● **Directions for this task**
Please list all lines of the material below in which the string "structured" occurs.

● **Records for the task**
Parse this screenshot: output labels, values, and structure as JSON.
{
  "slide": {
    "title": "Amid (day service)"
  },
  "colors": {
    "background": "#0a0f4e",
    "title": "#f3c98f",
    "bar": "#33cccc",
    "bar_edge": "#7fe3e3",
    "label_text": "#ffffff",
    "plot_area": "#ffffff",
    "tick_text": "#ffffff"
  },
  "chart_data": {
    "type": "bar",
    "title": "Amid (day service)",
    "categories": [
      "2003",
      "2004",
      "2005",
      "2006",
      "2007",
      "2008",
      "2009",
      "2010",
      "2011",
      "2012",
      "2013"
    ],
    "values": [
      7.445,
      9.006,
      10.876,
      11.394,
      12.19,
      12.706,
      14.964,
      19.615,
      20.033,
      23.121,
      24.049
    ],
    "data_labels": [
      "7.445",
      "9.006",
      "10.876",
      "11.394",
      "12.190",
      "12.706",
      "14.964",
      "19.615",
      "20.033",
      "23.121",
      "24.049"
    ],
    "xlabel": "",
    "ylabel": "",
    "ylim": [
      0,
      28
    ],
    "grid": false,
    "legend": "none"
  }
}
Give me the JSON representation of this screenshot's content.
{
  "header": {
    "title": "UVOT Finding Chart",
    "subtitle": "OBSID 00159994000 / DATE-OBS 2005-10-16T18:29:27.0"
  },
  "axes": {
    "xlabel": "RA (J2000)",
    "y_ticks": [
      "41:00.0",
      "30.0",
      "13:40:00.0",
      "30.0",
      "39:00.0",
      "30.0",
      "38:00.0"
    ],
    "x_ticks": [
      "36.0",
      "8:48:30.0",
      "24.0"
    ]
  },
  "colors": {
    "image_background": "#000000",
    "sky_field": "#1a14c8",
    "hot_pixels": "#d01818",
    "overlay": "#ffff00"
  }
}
* * *
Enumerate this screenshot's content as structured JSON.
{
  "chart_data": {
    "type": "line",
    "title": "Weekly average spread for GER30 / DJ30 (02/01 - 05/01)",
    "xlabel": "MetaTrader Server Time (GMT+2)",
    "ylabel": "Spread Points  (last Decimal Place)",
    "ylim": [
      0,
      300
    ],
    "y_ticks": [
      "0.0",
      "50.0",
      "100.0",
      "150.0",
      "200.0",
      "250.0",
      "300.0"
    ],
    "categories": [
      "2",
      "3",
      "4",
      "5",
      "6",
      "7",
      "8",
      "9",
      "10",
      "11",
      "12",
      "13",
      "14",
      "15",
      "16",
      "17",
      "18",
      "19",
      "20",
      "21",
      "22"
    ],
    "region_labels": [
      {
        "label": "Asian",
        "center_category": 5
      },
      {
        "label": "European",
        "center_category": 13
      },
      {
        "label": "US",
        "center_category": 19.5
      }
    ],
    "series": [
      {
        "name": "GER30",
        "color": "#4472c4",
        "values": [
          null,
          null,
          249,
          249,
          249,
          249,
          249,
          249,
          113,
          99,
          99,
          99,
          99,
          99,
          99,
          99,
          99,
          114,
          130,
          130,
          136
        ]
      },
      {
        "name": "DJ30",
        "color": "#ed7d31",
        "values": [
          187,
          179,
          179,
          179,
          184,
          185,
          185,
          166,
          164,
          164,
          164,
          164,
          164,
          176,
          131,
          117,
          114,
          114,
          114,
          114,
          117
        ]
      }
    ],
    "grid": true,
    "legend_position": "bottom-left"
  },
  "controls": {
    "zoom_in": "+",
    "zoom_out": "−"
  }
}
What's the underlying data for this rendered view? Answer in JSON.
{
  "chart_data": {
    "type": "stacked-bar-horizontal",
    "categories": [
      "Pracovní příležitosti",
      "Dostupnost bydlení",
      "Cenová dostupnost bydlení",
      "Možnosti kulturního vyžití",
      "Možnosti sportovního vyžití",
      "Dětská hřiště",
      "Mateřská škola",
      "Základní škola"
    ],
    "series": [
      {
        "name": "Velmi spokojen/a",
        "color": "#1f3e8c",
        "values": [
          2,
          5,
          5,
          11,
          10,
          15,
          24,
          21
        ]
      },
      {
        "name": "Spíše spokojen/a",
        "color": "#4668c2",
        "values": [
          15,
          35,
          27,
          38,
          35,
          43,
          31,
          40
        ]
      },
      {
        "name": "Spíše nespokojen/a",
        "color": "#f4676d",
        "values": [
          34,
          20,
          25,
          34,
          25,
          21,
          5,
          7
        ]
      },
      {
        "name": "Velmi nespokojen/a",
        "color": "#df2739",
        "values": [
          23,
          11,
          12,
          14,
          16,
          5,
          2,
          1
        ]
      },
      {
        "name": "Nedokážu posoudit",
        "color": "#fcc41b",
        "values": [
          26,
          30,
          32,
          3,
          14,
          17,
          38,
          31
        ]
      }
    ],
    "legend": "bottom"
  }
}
--
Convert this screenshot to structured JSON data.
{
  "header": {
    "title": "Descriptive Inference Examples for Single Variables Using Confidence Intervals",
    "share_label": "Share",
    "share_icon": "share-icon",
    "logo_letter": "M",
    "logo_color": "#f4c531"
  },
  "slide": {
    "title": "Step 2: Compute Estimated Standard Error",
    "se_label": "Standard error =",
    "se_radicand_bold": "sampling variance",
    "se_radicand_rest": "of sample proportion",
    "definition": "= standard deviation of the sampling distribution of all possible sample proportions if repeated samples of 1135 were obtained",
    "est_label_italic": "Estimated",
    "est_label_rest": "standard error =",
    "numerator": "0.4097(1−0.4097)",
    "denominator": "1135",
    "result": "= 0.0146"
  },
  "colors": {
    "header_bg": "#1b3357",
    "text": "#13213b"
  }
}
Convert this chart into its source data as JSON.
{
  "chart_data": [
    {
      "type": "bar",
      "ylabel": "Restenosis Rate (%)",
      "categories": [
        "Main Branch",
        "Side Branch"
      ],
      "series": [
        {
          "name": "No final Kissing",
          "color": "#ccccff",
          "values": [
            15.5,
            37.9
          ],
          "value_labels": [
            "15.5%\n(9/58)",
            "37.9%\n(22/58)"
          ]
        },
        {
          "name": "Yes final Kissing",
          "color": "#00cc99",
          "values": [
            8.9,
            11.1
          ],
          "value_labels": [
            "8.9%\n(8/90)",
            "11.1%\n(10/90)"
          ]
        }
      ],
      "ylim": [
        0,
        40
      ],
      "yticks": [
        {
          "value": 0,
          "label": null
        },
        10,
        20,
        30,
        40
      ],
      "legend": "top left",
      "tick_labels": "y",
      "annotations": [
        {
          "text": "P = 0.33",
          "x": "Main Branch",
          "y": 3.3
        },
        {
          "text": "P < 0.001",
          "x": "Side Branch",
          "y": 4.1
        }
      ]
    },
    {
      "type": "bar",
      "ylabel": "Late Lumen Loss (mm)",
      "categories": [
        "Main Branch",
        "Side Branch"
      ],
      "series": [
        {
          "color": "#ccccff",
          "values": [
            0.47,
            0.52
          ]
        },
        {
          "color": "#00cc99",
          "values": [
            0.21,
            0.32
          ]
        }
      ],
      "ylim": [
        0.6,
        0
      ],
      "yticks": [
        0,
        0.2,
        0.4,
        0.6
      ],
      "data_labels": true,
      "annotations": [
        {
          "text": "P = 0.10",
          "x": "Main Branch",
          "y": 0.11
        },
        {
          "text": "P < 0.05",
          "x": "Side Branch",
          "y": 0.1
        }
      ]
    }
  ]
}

● **Written answer**
Enumerate this screenshot's content as structured JSON.
Convert this screenshot to structured JSON data.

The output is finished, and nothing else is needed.